Written task — Give the number of lines in this listing that contain "darling", with no other words.

== Dataset excerpts

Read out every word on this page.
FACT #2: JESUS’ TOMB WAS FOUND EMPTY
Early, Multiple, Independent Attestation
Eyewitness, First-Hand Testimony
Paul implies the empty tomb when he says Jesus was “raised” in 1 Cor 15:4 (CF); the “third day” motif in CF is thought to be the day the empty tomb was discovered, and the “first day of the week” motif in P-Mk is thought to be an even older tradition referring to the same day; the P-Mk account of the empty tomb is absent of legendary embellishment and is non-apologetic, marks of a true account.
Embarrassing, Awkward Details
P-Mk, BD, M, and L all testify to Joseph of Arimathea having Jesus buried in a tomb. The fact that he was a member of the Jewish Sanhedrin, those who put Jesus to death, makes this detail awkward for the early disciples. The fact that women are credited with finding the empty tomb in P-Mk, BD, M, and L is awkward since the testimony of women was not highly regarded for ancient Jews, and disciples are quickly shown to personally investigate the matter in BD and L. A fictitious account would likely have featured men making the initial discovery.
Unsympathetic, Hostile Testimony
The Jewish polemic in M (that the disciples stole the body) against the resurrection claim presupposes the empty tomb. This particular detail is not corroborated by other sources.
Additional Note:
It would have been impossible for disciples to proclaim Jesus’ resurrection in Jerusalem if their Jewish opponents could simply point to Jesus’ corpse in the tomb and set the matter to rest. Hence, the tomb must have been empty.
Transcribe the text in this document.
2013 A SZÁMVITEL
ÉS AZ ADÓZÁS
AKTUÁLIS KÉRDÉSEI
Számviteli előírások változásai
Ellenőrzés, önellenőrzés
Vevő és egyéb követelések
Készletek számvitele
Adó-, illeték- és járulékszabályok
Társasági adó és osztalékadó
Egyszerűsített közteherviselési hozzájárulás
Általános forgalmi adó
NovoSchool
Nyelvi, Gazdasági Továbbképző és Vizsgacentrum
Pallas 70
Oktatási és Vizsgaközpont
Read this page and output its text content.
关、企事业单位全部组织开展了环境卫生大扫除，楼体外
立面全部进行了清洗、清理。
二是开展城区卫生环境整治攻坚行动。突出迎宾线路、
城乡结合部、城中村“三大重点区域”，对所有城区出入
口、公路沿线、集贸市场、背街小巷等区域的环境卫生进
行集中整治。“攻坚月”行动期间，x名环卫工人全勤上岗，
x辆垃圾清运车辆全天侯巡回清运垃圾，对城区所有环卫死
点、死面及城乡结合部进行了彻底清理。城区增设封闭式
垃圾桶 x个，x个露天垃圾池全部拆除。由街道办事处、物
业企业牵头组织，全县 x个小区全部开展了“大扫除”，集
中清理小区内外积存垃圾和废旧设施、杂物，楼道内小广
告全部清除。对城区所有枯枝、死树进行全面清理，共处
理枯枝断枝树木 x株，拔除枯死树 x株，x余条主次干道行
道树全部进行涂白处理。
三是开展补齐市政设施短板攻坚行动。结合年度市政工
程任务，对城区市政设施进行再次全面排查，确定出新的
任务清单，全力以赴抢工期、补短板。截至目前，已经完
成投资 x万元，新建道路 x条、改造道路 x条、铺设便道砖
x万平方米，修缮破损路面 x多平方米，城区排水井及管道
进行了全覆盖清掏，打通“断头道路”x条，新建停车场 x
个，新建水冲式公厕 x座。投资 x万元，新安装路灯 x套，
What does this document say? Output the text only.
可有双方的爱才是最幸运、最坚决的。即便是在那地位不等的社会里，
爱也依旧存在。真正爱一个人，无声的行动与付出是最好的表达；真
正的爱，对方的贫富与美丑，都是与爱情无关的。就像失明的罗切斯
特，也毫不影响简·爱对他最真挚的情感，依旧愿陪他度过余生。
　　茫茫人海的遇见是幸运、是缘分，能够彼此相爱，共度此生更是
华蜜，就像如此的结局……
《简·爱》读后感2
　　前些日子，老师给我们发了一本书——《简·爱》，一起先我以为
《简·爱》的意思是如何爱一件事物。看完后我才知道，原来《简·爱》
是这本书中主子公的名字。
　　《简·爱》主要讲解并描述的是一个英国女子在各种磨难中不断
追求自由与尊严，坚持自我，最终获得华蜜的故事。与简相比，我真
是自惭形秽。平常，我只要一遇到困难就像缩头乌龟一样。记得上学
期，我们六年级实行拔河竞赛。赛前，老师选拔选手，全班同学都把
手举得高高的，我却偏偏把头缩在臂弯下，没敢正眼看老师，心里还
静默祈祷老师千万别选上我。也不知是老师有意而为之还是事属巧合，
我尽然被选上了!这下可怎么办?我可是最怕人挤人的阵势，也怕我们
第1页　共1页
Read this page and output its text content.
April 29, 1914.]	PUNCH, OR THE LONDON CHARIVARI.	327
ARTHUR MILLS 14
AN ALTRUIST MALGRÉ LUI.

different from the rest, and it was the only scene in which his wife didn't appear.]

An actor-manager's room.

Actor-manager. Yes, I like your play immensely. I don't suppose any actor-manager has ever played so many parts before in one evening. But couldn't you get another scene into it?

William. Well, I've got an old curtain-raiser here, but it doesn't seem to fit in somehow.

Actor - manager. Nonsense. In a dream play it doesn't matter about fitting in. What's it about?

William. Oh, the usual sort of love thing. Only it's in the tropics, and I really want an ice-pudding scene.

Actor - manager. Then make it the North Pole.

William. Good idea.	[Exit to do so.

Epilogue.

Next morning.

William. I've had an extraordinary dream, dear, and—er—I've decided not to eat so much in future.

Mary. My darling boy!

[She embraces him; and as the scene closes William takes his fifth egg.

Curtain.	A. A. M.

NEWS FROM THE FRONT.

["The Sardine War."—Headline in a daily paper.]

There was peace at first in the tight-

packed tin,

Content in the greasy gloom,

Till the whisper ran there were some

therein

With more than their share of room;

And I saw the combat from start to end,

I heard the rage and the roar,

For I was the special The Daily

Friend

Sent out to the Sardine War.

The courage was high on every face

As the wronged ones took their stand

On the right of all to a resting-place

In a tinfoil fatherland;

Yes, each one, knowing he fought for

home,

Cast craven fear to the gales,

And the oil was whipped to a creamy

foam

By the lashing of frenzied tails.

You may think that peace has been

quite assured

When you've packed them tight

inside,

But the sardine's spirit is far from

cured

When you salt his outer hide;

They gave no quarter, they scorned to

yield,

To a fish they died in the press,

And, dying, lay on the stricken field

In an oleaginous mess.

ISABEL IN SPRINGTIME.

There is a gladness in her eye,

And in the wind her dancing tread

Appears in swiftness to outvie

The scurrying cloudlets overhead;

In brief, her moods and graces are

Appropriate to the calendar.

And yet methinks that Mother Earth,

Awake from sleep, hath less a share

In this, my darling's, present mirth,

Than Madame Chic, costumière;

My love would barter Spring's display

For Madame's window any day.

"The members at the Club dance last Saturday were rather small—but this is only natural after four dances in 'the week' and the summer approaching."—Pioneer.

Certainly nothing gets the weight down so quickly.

====

Exercise output — 2